Liu said that men he believed to be state security officers had attacked him and another lawyer outside the courthouse.

Hundreds of protesters - by some estimates, thousands - were killed in 1989 when the People's Liberation Army cracked down on the student democracy movement in Tiananmen Square in Beijing, the symbolic heart of the state.

The governing Communist Party tightly censors public discussion of the crackdown.

Gu applied to the local authorities to hold a small-scale protest on June 4 last year, the 24th anniversary of the event, his wife Xu Yan had said previously.

He stood trial in September and denied the charges, Liu said, adding that Gu had called off his protest when the authorities warned him not to go ahead.

"There is nothing illegal about posting a photograph of a genuine incident," Liu said. "If his activities caused damage to the party, that's not the same as damaging the state."

Charges of incitement to state subversion have previously been used to imprison political dissidents.

Nobel Peace Prize winner Liu Xiaobo was sentenced to 11 years in jail for the crime in 2009 after circulating a petition calling for political reforms including democratic elections.

Gu's punishment was much stiffer than the 15 days of administrative detention that activist Li Weiguo served last year for filing a similar request to hold a June 4 vigil in Guangzhou.

A Haizhou district court in January dismissed his request to have his punishment overturned.

Li, who took part in local pro-democracy demonstrations in 1989, is a Hong Kong resident.

## [Description of the task]
List every place name that appears in the excerpt about Gu's trial.

## [Dataset rows]
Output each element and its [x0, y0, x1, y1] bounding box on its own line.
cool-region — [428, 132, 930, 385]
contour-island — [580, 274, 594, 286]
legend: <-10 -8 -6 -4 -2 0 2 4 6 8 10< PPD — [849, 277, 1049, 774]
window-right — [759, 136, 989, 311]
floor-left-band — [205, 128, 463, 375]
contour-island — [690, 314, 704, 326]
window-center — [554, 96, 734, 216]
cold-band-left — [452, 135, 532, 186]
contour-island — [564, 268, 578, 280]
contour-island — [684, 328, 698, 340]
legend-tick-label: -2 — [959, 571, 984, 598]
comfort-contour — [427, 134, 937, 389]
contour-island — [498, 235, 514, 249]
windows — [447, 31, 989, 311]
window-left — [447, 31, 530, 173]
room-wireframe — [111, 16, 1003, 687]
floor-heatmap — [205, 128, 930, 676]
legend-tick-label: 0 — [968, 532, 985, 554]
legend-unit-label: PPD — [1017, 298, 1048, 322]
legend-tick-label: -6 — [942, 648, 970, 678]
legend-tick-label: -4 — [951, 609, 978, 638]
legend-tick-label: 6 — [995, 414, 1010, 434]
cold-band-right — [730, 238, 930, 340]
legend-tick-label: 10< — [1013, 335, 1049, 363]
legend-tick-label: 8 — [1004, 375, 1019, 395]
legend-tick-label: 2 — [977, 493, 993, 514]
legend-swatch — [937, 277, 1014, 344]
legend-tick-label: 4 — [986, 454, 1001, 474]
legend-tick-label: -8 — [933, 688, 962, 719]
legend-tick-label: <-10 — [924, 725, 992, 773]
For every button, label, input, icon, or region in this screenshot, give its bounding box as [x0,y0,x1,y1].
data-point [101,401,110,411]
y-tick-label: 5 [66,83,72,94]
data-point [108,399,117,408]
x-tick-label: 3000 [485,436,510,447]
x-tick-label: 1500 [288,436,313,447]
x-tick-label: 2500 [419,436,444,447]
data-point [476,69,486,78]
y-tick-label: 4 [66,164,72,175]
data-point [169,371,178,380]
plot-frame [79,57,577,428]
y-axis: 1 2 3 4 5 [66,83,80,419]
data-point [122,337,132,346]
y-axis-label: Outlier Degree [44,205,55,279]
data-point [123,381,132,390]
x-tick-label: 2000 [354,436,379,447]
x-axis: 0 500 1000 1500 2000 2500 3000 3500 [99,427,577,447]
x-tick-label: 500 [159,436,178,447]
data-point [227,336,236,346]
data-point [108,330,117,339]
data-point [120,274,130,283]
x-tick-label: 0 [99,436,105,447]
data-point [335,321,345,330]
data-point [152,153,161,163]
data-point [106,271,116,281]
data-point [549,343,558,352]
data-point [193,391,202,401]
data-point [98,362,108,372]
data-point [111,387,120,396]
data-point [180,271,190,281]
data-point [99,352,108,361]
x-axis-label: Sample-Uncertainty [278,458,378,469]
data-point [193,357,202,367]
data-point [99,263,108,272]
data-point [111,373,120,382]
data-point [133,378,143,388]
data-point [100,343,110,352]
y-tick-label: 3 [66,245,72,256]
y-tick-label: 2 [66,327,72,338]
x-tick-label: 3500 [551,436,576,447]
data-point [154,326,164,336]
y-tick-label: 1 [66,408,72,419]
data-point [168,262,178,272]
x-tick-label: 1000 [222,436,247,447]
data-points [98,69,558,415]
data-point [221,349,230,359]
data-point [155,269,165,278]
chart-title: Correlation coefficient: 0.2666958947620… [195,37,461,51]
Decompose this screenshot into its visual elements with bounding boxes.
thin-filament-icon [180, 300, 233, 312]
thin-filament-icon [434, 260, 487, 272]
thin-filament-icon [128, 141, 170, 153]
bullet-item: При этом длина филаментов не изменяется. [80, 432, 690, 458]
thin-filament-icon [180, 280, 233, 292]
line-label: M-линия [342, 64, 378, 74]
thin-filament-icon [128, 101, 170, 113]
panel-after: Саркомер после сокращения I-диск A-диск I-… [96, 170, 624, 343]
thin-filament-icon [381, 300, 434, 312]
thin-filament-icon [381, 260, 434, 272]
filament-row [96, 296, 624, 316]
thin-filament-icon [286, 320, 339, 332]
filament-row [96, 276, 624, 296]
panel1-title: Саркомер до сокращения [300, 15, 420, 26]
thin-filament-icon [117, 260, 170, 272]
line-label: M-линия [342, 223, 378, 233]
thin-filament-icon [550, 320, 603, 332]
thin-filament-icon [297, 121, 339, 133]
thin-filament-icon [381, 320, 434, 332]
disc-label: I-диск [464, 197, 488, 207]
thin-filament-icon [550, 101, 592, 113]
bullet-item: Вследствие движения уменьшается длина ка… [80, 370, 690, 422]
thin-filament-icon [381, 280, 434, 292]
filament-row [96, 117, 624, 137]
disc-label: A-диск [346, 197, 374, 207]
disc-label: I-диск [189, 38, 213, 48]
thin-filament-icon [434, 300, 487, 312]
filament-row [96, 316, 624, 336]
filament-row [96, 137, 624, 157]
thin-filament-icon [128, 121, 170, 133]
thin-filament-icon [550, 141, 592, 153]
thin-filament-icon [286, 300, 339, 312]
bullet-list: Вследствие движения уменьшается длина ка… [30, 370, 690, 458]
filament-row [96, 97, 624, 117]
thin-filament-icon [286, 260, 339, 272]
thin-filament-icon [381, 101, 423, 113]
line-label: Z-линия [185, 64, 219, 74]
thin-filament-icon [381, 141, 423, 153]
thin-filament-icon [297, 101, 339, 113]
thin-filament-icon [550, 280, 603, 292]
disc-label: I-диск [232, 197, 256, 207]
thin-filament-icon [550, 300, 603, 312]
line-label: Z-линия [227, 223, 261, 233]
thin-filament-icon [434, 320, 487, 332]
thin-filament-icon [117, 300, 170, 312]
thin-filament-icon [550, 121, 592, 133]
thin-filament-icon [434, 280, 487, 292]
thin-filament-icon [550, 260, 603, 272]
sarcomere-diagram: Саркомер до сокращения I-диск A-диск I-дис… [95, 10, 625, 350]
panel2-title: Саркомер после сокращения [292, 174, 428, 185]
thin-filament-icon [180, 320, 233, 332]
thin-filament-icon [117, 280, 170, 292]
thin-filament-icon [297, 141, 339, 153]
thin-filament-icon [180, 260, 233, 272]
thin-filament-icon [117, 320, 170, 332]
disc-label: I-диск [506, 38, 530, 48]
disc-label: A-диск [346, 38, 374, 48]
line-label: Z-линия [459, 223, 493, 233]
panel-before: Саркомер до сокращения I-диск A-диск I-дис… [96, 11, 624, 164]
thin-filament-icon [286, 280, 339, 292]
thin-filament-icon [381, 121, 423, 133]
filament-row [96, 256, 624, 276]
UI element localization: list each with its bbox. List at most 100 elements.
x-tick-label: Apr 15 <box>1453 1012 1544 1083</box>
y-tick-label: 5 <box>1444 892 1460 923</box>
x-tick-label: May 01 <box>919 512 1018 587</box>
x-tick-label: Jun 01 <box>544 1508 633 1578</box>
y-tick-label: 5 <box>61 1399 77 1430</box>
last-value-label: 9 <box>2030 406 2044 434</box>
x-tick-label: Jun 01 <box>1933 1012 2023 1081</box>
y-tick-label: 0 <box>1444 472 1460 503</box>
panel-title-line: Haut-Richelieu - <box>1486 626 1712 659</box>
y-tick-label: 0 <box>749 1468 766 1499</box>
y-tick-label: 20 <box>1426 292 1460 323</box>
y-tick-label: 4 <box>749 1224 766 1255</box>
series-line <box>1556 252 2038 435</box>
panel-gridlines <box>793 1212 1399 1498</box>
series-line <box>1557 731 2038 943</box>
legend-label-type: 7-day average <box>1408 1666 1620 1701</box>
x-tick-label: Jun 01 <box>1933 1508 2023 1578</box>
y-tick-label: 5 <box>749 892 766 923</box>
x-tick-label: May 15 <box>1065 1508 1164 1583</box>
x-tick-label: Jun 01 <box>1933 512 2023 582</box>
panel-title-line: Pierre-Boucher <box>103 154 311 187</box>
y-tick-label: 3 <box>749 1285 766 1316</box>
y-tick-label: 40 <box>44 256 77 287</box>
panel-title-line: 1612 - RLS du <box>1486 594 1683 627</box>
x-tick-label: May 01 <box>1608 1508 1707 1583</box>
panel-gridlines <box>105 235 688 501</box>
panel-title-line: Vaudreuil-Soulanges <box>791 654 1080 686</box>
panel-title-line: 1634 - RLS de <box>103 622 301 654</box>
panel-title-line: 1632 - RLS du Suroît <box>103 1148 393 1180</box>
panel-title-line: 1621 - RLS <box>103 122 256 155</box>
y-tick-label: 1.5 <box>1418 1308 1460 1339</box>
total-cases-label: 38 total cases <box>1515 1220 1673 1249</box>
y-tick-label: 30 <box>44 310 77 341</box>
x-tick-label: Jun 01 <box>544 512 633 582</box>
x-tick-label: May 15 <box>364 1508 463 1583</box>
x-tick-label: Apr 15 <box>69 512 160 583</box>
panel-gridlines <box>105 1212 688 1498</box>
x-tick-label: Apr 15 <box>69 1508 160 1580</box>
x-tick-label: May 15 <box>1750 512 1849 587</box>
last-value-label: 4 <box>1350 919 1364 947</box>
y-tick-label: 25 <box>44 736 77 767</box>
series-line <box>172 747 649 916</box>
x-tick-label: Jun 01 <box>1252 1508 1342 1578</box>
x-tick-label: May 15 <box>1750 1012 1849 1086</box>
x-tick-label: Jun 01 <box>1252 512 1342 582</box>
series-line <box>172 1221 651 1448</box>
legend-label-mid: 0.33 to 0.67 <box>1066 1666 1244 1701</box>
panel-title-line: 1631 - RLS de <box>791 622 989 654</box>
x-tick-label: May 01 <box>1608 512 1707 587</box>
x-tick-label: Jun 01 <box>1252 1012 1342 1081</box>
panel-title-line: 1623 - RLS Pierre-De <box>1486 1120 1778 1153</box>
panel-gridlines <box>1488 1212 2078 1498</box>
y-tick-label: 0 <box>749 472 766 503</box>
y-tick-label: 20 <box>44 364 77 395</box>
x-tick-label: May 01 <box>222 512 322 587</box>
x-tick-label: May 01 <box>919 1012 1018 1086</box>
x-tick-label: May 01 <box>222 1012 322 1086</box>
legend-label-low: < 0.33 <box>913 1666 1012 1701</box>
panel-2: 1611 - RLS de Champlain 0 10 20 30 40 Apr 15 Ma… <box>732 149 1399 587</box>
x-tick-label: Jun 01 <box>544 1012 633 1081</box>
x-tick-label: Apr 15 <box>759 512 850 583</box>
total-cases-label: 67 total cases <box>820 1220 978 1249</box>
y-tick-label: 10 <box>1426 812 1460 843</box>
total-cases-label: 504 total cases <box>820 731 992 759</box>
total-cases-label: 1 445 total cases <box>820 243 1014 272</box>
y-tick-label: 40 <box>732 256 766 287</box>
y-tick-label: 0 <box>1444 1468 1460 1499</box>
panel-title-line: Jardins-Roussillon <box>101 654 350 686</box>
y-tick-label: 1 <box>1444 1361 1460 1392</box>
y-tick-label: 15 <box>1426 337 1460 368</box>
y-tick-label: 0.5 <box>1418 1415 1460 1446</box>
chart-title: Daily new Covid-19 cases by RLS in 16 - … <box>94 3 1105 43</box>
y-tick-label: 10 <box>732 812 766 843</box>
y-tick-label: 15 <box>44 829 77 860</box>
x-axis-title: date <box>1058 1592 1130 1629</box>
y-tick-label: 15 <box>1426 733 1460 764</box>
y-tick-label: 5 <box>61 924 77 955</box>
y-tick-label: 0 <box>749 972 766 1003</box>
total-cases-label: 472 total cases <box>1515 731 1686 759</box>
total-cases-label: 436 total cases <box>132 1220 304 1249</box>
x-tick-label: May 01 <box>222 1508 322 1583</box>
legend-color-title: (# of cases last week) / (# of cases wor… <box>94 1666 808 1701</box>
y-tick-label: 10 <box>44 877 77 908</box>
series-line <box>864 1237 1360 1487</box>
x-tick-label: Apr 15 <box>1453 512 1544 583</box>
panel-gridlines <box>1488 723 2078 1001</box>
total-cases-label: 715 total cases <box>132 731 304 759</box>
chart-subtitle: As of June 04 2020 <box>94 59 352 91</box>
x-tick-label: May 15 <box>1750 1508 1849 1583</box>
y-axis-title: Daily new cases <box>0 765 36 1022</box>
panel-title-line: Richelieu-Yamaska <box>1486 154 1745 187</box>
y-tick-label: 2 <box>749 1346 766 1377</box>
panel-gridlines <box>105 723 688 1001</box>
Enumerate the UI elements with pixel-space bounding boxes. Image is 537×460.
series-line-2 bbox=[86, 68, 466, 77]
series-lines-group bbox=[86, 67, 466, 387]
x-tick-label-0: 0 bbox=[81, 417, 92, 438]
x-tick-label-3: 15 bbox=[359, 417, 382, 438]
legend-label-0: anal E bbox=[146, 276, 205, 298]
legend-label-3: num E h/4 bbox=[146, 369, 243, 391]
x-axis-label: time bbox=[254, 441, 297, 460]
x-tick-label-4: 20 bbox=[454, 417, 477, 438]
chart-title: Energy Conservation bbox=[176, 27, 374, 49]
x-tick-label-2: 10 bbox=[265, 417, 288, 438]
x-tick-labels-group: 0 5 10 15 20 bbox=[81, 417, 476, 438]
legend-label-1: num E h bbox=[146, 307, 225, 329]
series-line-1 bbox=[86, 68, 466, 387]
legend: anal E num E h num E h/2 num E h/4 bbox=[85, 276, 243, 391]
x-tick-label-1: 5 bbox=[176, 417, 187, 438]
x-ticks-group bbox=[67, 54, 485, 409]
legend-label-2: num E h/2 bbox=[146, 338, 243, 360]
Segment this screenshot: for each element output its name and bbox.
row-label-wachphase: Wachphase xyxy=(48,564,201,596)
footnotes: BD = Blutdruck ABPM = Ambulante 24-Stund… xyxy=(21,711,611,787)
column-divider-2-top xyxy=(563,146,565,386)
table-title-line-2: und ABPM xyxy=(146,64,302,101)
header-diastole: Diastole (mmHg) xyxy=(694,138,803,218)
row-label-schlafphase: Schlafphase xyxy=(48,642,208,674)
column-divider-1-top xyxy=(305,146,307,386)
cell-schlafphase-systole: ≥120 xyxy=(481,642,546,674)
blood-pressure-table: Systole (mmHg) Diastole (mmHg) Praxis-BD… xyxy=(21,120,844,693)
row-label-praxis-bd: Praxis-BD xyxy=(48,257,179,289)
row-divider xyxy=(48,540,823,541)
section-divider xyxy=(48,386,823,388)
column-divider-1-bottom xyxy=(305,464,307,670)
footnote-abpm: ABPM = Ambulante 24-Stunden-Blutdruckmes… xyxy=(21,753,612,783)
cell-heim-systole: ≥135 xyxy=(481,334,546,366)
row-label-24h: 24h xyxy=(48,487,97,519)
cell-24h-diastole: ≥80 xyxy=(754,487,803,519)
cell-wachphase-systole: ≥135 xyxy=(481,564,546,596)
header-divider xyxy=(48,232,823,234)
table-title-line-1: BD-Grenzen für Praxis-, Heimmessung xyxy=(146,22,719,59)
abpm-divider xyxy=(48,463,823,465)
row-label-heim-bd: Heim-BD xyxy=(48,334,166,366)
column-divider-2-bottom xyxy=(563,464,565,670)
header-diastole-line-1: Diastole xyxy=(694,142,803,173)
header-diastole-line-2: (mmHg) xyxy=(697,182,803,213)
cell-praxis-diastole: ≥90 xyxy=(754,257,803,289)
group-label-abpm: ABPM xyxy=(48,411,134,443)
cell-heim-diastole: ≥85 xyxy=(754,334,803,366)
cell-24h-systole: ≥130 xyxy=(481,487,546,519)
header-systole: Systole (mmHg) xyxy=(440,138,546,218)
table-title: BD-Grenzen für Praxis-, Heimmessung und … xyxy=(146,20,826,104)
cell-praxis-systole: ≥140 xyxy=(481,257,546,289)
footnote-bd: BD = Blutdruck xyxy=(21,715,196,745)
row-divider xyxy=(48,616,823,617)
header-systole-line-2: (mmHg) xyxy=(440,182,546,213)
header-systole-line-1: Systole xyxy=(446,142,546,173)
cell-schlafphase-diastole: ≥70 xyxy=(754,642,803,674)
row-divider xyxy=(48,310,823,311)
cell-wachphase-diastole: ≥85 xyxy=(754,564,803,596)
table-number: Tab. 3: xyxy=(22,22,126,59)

## [Result of the exercise]
Tiananmen Square
Beijing
Guangzhou
Haizhou district
Hong Kong